Written instruction
Every entry needs to be printed exactly, please.

Supplied material

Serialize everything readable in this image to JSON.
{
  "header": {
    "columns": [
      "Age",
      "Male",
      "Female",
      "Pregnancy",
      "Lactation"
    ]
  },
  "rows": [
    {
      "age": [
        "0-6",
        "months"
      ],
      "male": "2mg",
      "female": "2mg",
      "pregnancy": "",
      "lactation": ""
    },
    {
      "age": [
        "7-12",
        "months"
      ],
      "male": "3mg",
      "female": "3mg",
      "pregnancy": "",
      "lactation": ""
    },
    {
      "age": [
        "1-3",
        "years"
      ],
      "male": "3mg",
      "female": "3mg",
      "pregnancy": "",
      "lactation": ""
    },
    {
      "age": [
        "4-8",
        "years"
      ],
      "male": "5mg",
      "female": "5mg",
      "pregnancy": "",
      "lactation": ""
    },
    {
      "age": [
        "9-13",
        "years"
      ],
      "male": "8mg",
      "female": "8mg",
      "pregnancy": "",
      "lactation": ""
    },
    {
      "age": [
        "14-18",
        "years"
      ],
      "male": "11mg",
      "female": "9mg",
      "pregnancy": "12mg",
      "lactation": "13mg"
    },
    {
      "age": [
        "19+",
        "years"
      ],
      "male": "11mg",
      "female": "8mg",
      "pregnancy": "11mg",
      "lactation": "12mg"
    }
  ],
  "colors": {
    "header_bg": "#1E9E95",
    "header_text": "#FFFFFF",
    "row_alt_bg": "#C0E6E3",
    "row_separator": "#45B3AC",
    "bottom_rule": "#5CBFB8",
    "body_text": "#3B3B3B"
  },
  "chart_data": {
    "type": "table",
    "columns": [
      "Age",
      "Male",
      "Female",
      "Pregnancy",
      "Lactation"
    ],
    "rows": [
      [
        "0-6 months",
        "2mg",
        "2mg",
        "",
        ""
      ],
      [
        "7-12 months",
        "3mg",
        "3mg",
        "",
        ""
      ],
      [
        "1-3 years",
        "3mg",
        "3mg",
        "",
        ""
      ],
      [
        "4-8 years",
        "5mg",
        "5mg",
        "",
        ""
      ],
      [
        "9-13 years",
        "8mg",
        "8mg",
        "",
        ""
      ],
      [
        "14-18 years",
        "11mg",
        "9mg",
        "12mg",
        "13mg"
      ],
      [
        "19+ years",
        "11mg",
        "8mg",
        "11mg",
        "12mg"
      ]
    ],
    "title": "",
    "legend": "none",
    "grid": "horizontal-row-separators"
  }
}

Expected output
Serialize everything readable in this image to JSON.
{
  "header": {
    "columns": [
      "Age",
      "Male",
      "Female",
      "Pregnancy",
      "Lactation"
    ]
  },
  "rows": [
    {
      "age": [
        "0-6",
        "months"
      ],
      "male": "2mg",
      "female": "2mg",
      "pregnancy": "",
      "lactation": ""
    },
    {
      "age": [
        "7-12",
        "months"
      ],
      "male": "3mg",
      "female": "3mg",
      "pregnancy": "",
      "lactation": ""
    },
    {
      "age": [
        "1-3",
        "years"
      ],
      "male": "3mg",
      "female": "3mg",
      "pregnancy": "",
      "lactation": ""
    },
    {
      "age": [
        "4-8",
        "years"
      ],
      "male": "5mg",
      "female": "5mg",
      "pregnancy": "",
      "lactation": ""
    },
    {
      "age": [
        "9-13",
        "years"
      ],
      "male": "8mg",
      "female": "8mg",
      "pregnancy": "",
      "lactation": ""
    },
    {
      "age": [
        "14-18",
        "years"
      ],
      "male": "11mg",
      "female": "9mg",
      "pregnancy": "12mg",
      "lactation": "13mg"
    },
    {
      "age": [
        "19+",
        "years"
      ],
      "male": "11mg",
      "female": "8mg",
      "pregnancy": "11mg",
      "lactation": "12mg"
    }
  ],
  "colors": {
    "header_bg": "#1E9E95",
    "header_text": "#FFFFFF",
    "row_alt_bg": "#C0E6E3",
    "row_separator": "#45B3AC",
    "bottom_rule": "#5CBFB8",
    "body_text": "#3B3B3B"
  },
  "chart_data": {
    "type": "table",
    "columns": [
      "Age",
      "Male",
      "Female",
      "Pregnancy",
      "Lactation"
    ],
    "rows": [
      [
        "0-6 months",
        "2mg",
        "2mg",
        "",
        ""
      ],
      [
        "7-12 months",
        "3mg",
        "3mg",
        "",
        ""
      ],
      [
        "1-3 years",
        "3mg",
        "3mg",
        "",
        ""
      ],
      [
        "4-8 years",
        "5mg",
        "5mg",
        "",
        ""
      ],
      [
        "9-13 years",
        "8mg",
        "8mg",
        "",
        ""
      ],
      [
        "14-18 years",
        "11mg",
        "9mg",
        "12mg",
        "13mg"
      ],
      [
        "19+ years",
        "11mg",
        "8mg",
        "11mg",
        "12mg"
      ]
    ],
    "title": "",
    "legend": "none",
    "grid": "horizontal-row-separators"
  }
}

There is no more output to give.